[What you are asked to do]: Transcribe the records that follow exactly. Skip the pictures.

[Material for the task]:

-=-=-

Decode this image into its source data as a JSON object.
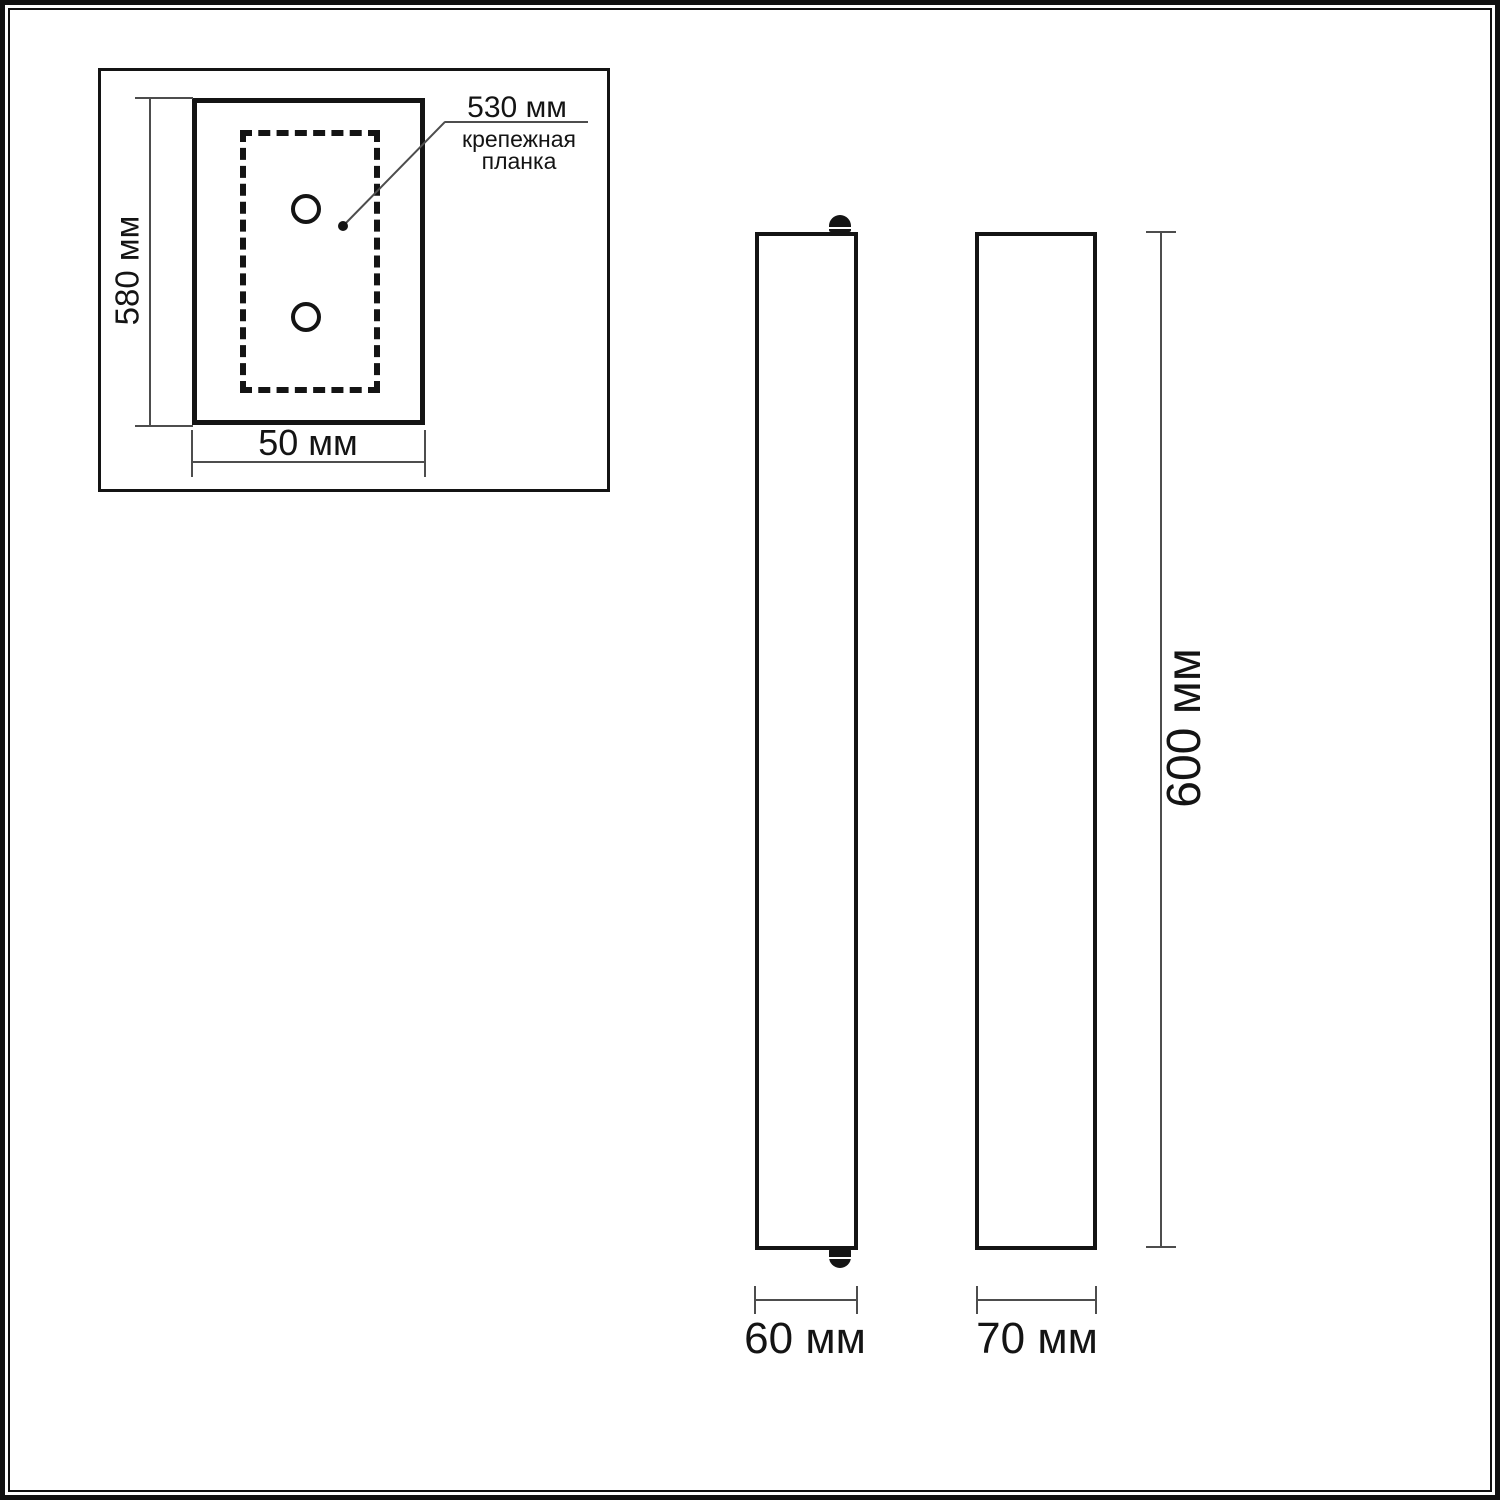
{
  "diagram": {
    "type": "product-dimension-drawing",
    "colors": {
      "stroke": "#141414",
      "dim_line": "#4d4d4d",
      "background": "#ffffff"
    },
    "inset": {
      "height_dim": "580 мм",
      "width_dim": "50 мм",
      "callout_dim": "530 мм",
      "callout_label_line1": "крепежная",
      "callout_label_line2": "планка",
      "mounting_holes": 2
    },
    "front_view": {
      "width_dim": "60 мм"
    },
    "side_view": {
      "width_dim": "70 мм"
    },
    "height_dim": "600 мм"
  }
}
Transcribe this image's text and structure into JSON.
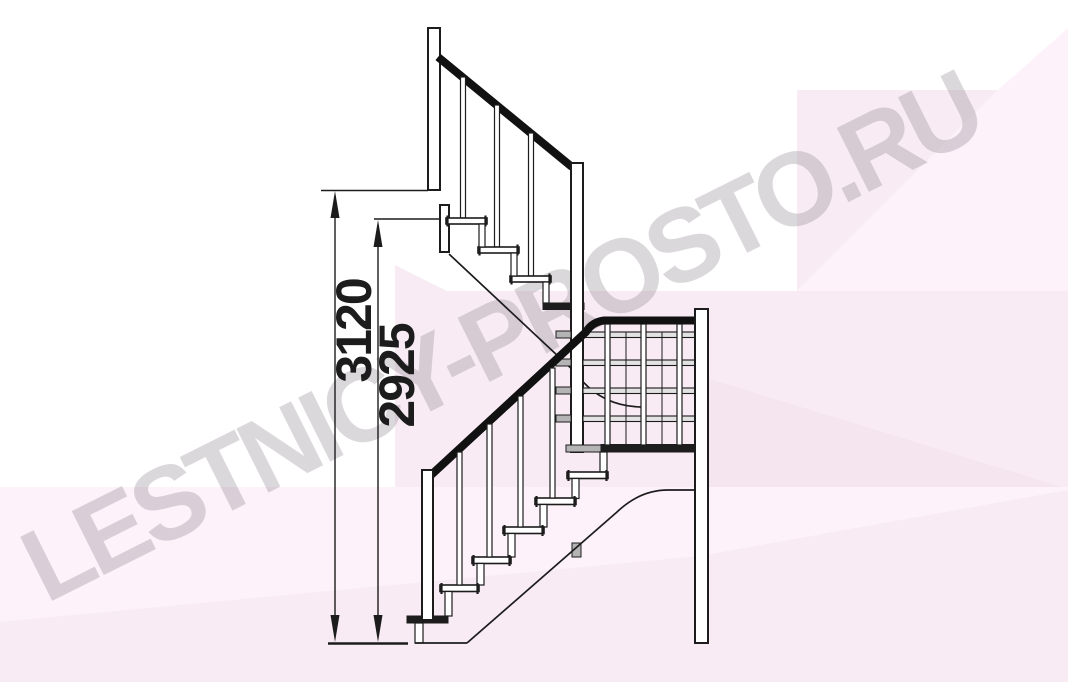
{
  "document": {
    "type": "staircase side-view technical drawing",
    "background_color": "#ffffff",
    "ink_color": "#1c1c1c"
  },
  "watermark": {
    "text": "LESTNICY-PROSTO.RU",
    "text_color": "#8a7f8a",
    "pink_light": "#fdf2f9",
    "pink_mid": "#f8ebf4",
    "pink_dark": "#f4e5ef"
  },
  "dimensions": {
    "overall_rise": "3120",
    "upper_rise": "2925"
  }
}
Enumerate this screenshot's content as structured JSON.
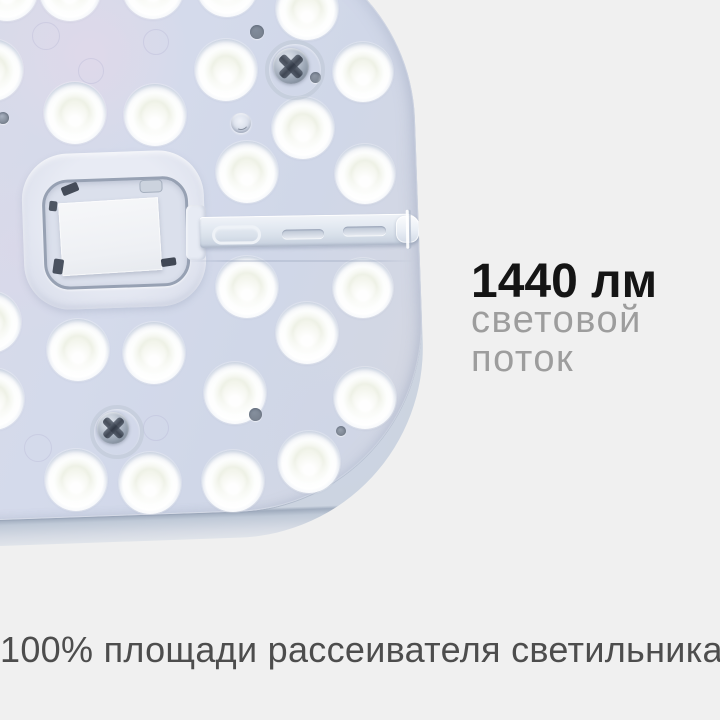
{
  "page_background": "#f0f0f0",
  "headline": {
    "text": "1440 лм",
    "color": "#151515"
  },
  "subheadline": {
    "line1": "световой",
    "line2": "поток",
    "color": "#9d9d9d"
  },
  "caption": {
    "text": "100% площади рассеивателя светильника",
    "color": "#4d4d4d"
  },
  "product": {
    "description": "round-corner LED light module, top view, right half visible",
    "colors": {
      "panel_face": "#d6daea",
      "panel_edge_band": "#c3ccda",
      "lens_white": "#ffffff",
      "lens_center": "#eef1e6",
      "metal": "#8b96a5",
      "label": "#f2f4f7"
    },
    "leds": [
      {
        "x": 7,
        "y": -10,
        "r": 31
      },
      {
        "x": 70,
        "y": -10,
        "r": 31
      },
      {
        "x": 153,
        "y": -12,
        "r": 31
      },
      {
        "x": 227,
        "y": -14,
        "r": 31
      },
      {
        "x": 307,
        "y": 9,
        "r": 31
      },
      {
        "x": 363,
        "y": 72,
        "r": 30
      },
      {
        "x": -8,
        "y": 70,
        "r": 31
      },
      {
        "x": 226,
        "y": 70,
        "r": 31
      },
      {
        "x": 303,
        "y": 128,
        "r": 31
      },
      {
        "x": 75,
        "y": 113,
        "r": 31
      },
      {
        "x": 155,
        "y": 115,
        "r": 31
      },
      {
        "x": 247,
        "y": 172,
        "r": 31
      },
      {
        "x": 365,
        "y": 174,
        "r": 30
      },
      {
        "x": 247,
        "y": 287,
        "r": 31
      },
      {
        "x": 363,
        "y": 288,
        "r": 30
      },
      {
        "x": -10,
        "y": 322,
        "r": 31
      },
      {
        "x": 307,
        "y": 333,
        "r": 31
      },
      {
        "x": 78,
        "y": 350,
        "r": 31
      },
      {
        "x": 154,
        "y": 353,
        "r": 31
      },
      {
        "x": 235,
        "y": 393,
        "r": 31
      },
      {
        "x": 365,
        "y": 398,
        "r": 31
      },
      {
        "x": -7,
        "y": 399,
        "r": 31
      },
      {
        "x": 309,
        "y": 462,
        "r": 31
      },
      {
        "x": 76,
        "y": 480,
        "r": 31
      },
      {
        "x": 150,
        "y": 483,
        "r": 31
      },
      {
        "x": 233,
        "y": 481,
        "r": 31
      }
    ],
    "screws": [
      {
        "x": 291,
        "y": 66,
        "r": 18,
        "ring": 26
      },
      {
        "x": 113,
        "y": 428,
        "r": 16,
        "ring": 23
      }
    ],
    "holes": [
      {
        "x": 257,
        "y": 32,
        "r": 7,
        "c": "#828c9b"
      },
      {
        "x": 315,
        "y": 77,
        "r": 5.5,
        "c": "#8d96a4"
      },
      {
        "x": 255,
        "y": 414,
        "r": 6.5,
        "c": "#858f9d"
      },
      {
        "x": 341,
        "y": 431,
        "r": 5,
        "c": "#98a1ae"
      },
      {
        "x": 3,
        "y": 118,
        "r": 6,
        "c": "#a8b1c0"
      }
    ],
    "mold_rings": [
      {
        "x": 45,
        "y": 35,
        "r": 13
      },
      {
        "x": 155,
        "y": 41,
        "r": 12
      },
      {
        "x": 90,
        "y": 70,
        "r": 12
      },
      {
        "x": 37,
        "y": 447,
        "r": 13
      },
      {
        "x": 155,
        "y": 427,
        "r": 12
      }
    ],
    "tints": [
      {
        "x": 90,
        "y": 55,
        "r": 100,
        "color": "rgba(230,216,234,0.55)"
      },
      {
        "x": 18,
        "y": 250,
        "r": 90,
        "color": "rgba(222,214,232,0.4)"
      },
      {
        "x": 330,
        "y": 430,
        "r": 90,
        "color": "rgba(203,213,233,0.45)"
      }
    ],
    "glue_dot": {
      "x": 241,
      "y": 123,
      "r": 10
    }
  }
}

-=-=-

[Response to this task]:
Decode this image into its source data as a JSON object.
{
  "diagram": {
    "type": "product-dimension-drawing",
    "colors": {
      "stroke": "#141414",
      "dim_line": "#4d4d4d",
      "background": "#ffffff"
    },
    "inset": {
      "height_dim": "580 мм",
      "width_dim": "50 мм",
      "callout_dim": "530 мм",
      "callout_label_line1": "крепежная",
      "callout_label_line2": "планка",
      "mounting_holes": 2
    },
    "front_view": {
      "width_dim": "60 мм"
    },
    "side_view": {
      "width_dim": "70 мм"
    },
    "height_dim": "600 мм"
  }
}
Transcribe this image's text and structure into JSON.
{
  "document": {
    "type": "staircase side-view technical drawing",
    "background_color": "#ffffff",
    "ink_color": "#1c1c1c"
  },
  "watermark": {
    "text": "LESTNICY-PROSTO.RU",
    "text_color": "#8a7f8a",
    "pink_light": "#fdf2f9",
    "pink_mid": "#f8ebf4",
    "pink_dark": "#f4e5ef"
  },
  "dimensions": {
    "overall_rise": "3120",
    "upper_rise": "2925"
  }
}
Enumerate this screenshot's content as structured JSON.
{
  "page_background": "#f0f0f0",
  "headline": {
    "text": "1440 лм",
    "color": "#151515"
  },
  "subheadline": {
    "line1": "световой",
    "line2": "поток",
    "color": "#9d9d9d"
  },
  "caption": {
    "text": "100% площади рассеивателя светильника",
    "color": "#4d4d4d"
  },
  "product": {
    "description": "round-corner LED light module, top view, right half visible",
    "colors": {
      "panel_face": "#d6daea",
      "panel_edge_band": "#c3ccda",
      "lens_white": "#ffffff",
      "lens_center": "#eef1e6",
      "metal": "#8b96a5",
      "label": "#f2f4f7"
    },
    "leds": [
      {
        "x": 7,
        "y": -10,
        "r": 31
      },
      {
        "x": 70,
        "y": -10,
        "r": 31
      },
      {
        "x": 153,
        "y": -12,
        "r": 31
      },
      {
        "x": 227,
        "y": -14,
        "r": 31
      },
      {
        "x": 307,
        "y": 9,
        "r": 31
      },
      {
        "x": 363,
        "y": 72,
        "r": 30
      },
      {
        "x": -8,
        "y": 70,
        "r": 31
      },
      {
        "x": 226,
        "y": 70,
        "r": 31
      },
      {
        "x": 303,
        "y": 128,
        "r": 31
      },
      {
        "x": 75,
        "y": 113,
        "r": 31
      },
      {
        "x": 155,
        "y": 115,
        "r": 31
      },
      {
        "x": 247,
        "y": 172,
        "r": 31
      },
      {
        "x": 365,
        "y": 174,
        "r": 30
      },
      {
        "x": 247,
        "y": 287,
        "r": 31
      },
      {
        "x": 363,
        "y": 288,
        "r": 30
      },
      {
        "x": -10,
        "y": 322,
        "r": 31
      },
      {
        "x": 307,
        "y": 333,
        "r": 31
      },
      {
        "x": 78,
        "y": 350,
        "r": 31
      },
      {
        "x": 154,
        "y": 353,
        "r": 31
      },
      {
        "x": 235,
        "y": 393,
        "r": 31
      },
      {
        "x": 365,
        "y": 398,
        "r": 31
      },
      {
        "x": -7,
        "y": 399,
        "r": 31
      },
      {
        "x": 309,
        "y": 462,
        "r": 31
      },
      {
        "x": 76,
        "y": 480,
        "r": 31
      },
      {
        "x": 150,
        "y": 483,
        "r": 31
      },
      {
        "x": 233,
        "y": 481,
        "r": 31
      }
    ],
    "screws": [
      {
        "x": 291,
        "y": 66,
        "r": 18,
        "ring": 26
      },
      {
        "x": 113,
        "y": 428,
        "r": 16,
        "ring": 23
      }
    ],
    "holes": [
      {
        "x": 257,
        "y": 32,
        "r": 7,
        "c": "#828c9b"
      },
      {
        "x": 315,
        "y": 77,
        "r": 5.5,
        "c": "#8d96a4"
      },
      {
        "x": 255,
        "y": 414,
        "r": 6.5,
        "c": "#858f9d"
      },
      {
        "x": 341,
        "y": 431,
        "r": 5,
        "c": "#98a1ae"
      },
      {
        "x": 3,
        "y": 118,
        "r": 6,
        "c": "#a8b1c0"
      }
    ],
    "mold_rings": [
      {
        "x": 45,
        "y": 35,
        "r": 13
      },
      {
        "x": 155,
        "y": 41,
        "r": 12
      },
      {
        "x": 90,
        "y": 70,
        "r": 12
      },
      {
        "x": 37,
        "y": 447,
        "r": 13
      },
      {
        "x": 155,
        "y": 427,
        "r": 12
      }
    ],
    "tints": [
      {
        "x": 90,
        "y": 55,
        "r": 100,
        "color": "rgba(230,216,234,0.55)"
      },
      {
        "x": 18,
        "y": 250,
        "r": 90,
        "color": "rgba(222,214,232,0.4)"
      },
      {
        "x": 330,
        "y": 430,
        "r": 90,
        "color": "rgba(203,213,233,0.45)"
      }
    ],
    "glue_dot": {
      "x": 241,
      "y": 123,
      "r": 10
    }
  }
}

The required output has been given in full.